SHORT EXERCISE: Reproduce exactly the lines from the one containing "Decode this image" through the last line of the records below, both included, and nothing else.

DATA PROVIDED:
══════

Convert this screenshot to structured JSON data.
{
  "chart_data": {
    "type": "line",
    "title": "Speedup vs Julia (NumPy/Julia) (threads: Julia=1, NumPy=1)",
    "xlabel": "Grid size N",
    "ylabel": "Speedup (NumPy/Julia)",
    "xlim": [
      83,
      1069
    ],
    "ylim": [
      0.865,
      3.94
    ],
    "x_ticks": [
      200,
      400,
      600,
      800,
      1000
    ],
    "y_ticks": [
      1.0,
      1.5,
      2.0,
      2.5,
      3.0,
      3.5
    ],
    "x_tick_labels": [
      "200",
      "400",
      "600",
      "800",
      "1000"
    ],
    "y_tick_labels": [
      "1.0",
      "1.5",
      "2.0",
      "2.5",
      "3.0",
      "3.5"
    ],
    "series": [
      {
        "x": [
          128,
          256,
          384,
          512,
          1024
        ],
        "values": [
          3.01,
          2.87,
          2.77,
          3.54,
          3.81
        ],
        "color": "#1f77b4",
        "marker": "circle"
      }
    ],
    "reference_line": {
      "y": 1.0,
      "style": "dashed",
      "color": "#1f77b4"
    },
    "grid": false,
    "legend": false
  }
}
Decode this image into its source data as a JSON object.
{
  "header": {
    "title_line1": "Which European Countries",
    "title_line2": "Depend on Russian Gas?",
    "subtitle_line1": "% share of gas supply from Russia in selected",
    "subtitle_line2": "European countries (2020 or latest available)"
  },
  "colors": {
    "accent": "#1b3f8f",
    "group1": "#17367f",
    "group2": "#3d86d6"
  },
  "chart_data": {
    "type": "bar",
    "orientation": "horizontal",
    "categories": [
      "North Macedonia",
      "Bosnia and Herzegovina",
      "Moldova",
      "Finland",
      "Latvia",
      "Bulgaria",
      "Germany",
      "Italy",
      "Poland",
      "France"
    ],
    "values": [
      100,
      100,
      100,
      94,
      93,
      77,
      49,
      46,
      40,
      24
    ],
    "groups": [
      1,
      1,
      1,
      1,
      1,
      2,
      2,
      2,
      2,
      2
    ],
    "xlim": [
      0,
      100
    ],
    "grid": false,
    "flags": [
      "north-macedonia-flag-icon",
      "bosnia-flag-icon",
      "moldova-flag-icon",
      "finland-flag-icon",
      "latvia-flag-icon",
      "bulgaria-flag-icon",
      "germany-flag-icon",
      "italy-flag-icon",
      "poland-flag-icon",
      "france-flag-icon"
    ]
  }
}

══════

RESULT OF THIS TASK:
Decode this image into its source data as a JSON object.
{
  "header": {
    "title_line1": "Which European Countries",
    "title_line2": "Depend on Russian Gas?",
    "subtitle_line1": "% share of gas supply from Russia in selected",
    "subtitle_line2": "European countries (2020 or latest available)"
  },
  "colors": {
    "accent": "#1b3f8f",
    "group1": "#17367f",
    "group2": "#3d86d6"
  },
  "chart_data": {
    "type": "bar",
    "orientation": "horizontal",
    "categories": [
      "North Macedonia",
      "Bosnia and Herzegovina",
      "Moldova",
      "Finland",
      "Latvia",
      "Bulgaria",
      "Germany",
      "Italy",
      "Poland",
      "France"
    ],
    "values": [
      100,
      100,
      100,
      94,
      93,
      77,
      49,
      46,
      40,
      24
    ],
    "groups": [
      1,
      1,
      1,
      1,
      1,
      2,
      2,
      2,
      2,
      2
    ],
    "xlim": [
      0,
      100
    ],
    "grid": false,
    "flags": [
      "north-macedonia-flag-icon",
      "bosnia-flag-icon",
      "moldova-flag-icon",
      "finland-flag-icon",
      "latvia-flag-icon",
      "bulgaria-flag-icon",
      "germany-flag-icon",
      "italy-flag-icon",
      "poland-flag-icon",
      "france-flag-icon"
    ]
  }
}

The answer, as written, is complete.